• _YOUR GOAL_:
Copy the data precisely, keeping every character.

• _SUPPLIED MATERIAL_:
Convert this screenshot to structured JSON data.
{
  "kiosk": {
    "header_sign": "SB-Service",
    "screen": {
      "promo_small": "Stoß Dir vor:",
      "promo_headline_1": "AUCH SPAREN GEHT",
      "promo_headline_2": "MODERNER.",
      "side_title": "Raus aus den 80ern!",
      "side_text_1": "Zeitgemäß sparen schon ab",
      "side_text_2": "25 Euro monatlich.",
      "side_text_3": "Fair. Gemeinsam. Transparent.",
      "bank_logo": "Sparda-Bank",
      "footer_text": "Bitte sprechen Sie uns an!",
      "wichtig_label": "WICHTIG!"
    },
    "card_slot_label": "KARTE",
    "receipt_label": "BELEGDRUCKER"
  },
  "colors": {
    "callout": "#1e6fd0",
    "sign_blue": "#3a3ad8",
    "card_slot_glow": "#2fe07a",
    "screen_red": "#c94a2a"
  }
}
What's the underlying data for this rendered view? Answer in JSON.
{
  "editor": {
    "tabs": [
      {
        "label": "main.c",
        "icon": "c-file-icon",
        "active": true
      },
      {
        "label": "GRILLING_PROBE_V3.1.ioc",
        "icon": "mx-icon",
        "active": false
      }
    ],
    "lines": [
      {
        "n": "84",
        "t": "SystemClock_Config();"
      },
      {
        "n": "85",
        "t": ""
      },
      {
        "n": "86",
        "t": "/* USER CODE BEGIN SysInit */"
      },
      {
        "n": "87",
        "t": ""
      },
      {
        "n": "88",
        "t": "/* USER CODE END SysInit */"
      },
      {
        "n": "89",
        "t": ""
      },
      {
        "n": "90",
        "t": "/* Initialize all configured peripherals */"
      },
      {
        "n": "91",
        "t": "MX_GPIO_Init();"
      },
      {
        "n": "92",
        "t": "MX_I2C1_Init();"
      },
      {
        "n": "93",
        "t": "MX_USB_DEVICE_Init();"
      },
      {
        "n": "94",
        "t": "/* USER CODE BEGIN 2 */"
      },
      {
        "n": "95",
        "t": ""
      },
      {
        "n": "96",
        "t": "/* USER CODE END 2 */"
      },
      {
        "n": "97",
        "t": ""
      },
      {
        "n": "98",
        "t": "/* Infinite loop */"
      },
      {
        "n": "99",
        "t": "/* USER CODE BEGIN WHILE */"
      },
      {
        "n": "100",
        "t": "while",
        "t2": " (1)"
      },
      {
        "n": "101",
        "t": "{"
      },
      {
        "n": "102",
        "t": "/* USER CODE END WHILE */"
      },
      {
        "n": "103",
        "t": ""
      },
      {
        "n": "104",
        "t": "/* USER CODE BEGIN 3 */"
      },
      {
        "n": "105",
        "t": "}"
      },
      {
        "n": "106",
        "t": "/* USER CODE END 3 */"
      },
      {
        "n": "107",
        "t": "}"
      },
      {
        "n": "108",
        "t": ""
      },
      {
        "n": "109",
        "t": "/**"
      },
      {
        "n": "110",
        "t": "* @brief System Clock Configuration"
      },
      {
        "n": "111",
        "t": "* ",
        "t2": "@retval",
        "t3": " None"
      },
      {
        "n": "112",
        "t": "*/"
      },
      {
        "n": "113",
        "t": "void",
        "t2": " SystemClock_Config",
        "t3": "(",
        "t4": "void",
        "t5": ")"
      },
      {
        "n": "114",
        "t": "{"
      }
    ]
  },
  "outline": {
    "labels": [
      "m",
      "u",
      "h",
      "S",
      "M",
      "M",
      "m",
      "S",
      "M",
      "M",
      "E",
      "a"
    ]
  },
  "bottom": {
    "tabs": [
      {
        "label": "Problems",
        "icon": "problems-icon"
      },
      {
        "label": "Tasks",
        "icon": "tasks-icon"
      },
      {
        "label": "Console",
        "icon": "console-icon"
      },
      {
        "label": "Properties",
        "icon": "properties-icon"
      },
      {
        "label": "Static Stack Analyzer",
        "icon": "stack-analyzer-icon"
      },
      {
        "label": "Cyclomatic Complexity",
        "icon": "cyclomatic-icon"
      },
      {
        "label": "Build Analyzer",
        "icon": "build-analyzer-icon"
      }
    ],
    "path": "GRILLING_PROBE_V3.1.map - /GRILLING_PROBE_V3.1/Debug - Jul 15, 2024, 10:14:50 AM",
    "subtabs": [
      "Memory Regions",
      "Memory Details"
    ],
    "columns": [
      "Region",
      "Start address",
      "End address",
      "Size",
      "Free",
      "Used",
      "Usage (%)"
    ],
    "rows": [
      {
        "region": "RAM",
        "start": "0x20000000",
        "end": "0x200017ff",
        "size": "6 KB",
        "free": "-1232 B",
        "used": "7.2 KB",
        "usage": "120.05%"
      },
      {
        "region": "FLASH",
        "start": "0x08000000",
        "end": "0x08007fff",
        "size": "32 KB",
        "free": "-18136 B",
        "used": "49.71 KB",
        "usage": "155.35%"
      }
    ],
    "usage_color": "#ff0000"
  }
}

• _EXERCISE OUTPUT_:
Convert this screenshot to structured JSON data.
{
  "kiosk": {
    "header_sign": "SB-Service",
    "screen": {
      "promo_small": "Stoß Dir vor:",
      "promo_headline_1": "AUCH SPAREN GEHT",
      "promo_headline_2": "MODERNER.",
      "side_title": "Raus aus den 80ern!",
      "side_text_1": "Zeitgemäß sparen schon ab",
      "side_text_2": "25 Euro monatlich.",
      "side_text_3": "Fair. Gemeinsam. Transparent.",
      "bank_logo": "Sparda-Bank",
      "footer_text": "Bitte sprechen Sie uns an!",
      "wichtig_label": "WICHTIG!"
    },
    "card_slot_label": "KARTE",
    "receipt_label": "BELEGDRUCKER"
  },
  "colors": {
    "callout": "#1e6fd0",
    "sign_blue": "#3a3ad8",
    "card_slot_glow": "#2fe07a",
    "screen_red": "#c94a2a"
  }
}
What's the underlying data for this rendered view? Answer in JSON.
{
  "editor": {
    "tabs": [
      {
        "label": "main.c",
        "icon": "c-file-icon",
        "active": true
      },
      {
        "label": "GRILLING_PROBE_V3.1.ioc",
        "icon": "mx-icon",
        "active": false
      }
    ],
    "lines": [
      {
        "n": "84",
        "t": "SystemClock_Config();"
      },
      {
        "n": "85",
        "t": ""
      },
      {
        "n": "86",
        "t": "/* USER CODE BEGIN SysInit */"
      },
      {
        "n": "87",
        "t": ""
      },
      {
        "n": "88",
        "t": "/* USER CODE END SysInit */"
      },
      {
        "n": "89",
        "t": ""
      },
      {
        "n": "90",
        "t": "/* Initialize all configured peripherals */"
      },
      {
        "n": "91",
        "t": "MX_GPIO_Init();"
      },
      {
        "n": "92",
        "t": "MX_I2C1_Init();"
      },
      {
        "n": "93",
        "t": "MX_USB_DEVICE_Init();"
      },
      {
        "n": "94",
        "t": "/* USER CODE BEGIN 2 */"
      },
      {
        "n": "95",
        "t": ""
      },
      {
        "n": "96",
        "t": "/* USER CODE END 2 */"
      },
      {
        "n": "97",
        "t": ""
      },
      {
        "n": "98",
        "t": "/* Infinite loop */"
      },
      {
        "n": "99",
        "t": "/* USER CODE BEGIN WHILE */"
      },
      {
        "n": "100",
        "t": "while",
        "t2": " (1)"
      },
      {
        "n": "101",
        "t": "{"
      },
      {
        "n": "102",
        "t": "/* USER CODE END WHILE */"
      },
      {
        "n": "103",
        "t": ""
      },
      {
        "n": "104",
        "t": "/* USER CODE BEGIN 3 */"
      },
      {
        "n": "105",
        "t": "}"
      },
      {
        "n": "106",
        "t": "/* USER CODE END 3 */"
      },
      {
        "n": "107",
        "t": "}"
      },
      {
        "n": "108",
        "t": ""
      },
      {
        "n": "109",
        "t": "/**"
      },
      {
        "n": "110",
        "t": "* @brief System Clock Configuration"
      },
      {
        "n": "111",
        "t": "* ",
        "t2": "@retval",
        "t3": " None"
      },
      {
        "n": "112",
        "t": "*/"
      },
      {
        "n": "113",
        "t": "void",
        "t2": " SystemClock_Config",
        "t3": "(",
        "t4": "void",
        "t5": ")"
      },
      {
        "n": "114",
        "t": "{"
      }
    ]
  },
  "outline": {
    "labels": [
      "m",
      "u",
      "h",
      "S",
      "M",
      "M",
      "m",
      "S",
      "M",
      "M",
      "E",
      "a"
    ]
  },
  "bottom": {
    "tabs": [
      {
        "label": "Problems",
        "icon": "problems-icon"
      },
      {
        "label": "Tasks",
        "icon": "tasks-icon"
      },
      {
        "label": "Console",
        "icon": "console-icon"
      },
      {
        "label": "Properties",
        "icon": "properties-icon"
      },
      {
        "label": "Static Stack Analyzer",
        "icon": "stack-analyzer-icon"
      },
      {
        "label": "Cyclomatic Complexity",
        "icon": "cyclomatic-icon"
      },
      {
        "label": "Build Analyzer",
        "icon": "build-analyzer-icon"
      }
    ],
    "path": "GRILLING_PROBE_V3.1.map - /GRILLING_PROBE_V3.1/Debug - Jul 15, 2024, 10:14:50 AM",
    "subtabs": [
      "Memory Regions",
      "Memory Details"
    ],
    "columns": [
      "Region",
      "Start address",
      "End address",
      "Size",
      "Free",
      "Used",
      "Usage (%)"
    ],
    "rows": [
      {
        "region": "RAM",
        "start": "0x20000000",
        "end": "0x200017ff",
        "size": "6 KB",
        "free": "-1232 B",
        "used": "7.2 KB",
        "usage": "120.05%"
      },
      {
        "region": "FLASH",
        "start": "0x08000000",
        "end": "0x08007fff",
        "size": "32 KB",
        "free": "-18136 B",
        "used": "49.71 KB",
        "usage": "155.35%"
      }
    ],
    "usage_color": "#ff0000"
  }
}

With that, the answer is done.